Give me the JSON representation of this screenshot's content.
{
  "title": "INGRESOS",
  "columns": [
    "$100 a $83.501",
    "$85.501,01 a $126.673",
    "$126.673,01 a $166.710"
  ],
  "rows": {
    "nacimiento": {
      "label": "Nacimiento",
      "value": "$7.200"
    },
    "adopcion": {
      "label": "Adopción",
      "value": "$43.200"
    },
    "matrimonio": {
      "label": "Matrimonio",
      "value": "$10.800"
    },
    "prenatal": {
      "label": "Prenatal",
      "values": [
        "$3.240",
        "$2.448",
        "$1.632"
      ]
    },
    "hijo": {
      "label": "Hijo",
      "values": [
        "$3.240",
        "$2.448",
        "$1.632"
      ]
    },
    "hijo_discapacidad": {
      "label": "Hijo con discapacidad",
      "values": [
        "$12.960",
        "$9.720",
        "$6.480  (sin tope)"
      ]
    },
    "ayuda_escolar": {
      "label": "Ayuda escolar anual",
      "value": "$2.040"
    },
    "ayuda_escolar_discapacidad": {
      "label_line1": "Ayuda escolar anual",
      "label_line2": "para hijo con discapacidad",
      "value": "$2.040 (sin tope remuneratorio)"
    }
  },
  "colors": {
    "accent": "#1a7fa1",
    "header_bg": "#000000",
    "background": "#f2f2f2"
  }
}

-=-=-=-=-

• **TO BE DONE**
Using the records above, copy every line that has the word "anual" in it.

• **FINAL RESULT**
      "label": "Ayuda escolar anual",
      "label_line1": "Ayuda escolar anual",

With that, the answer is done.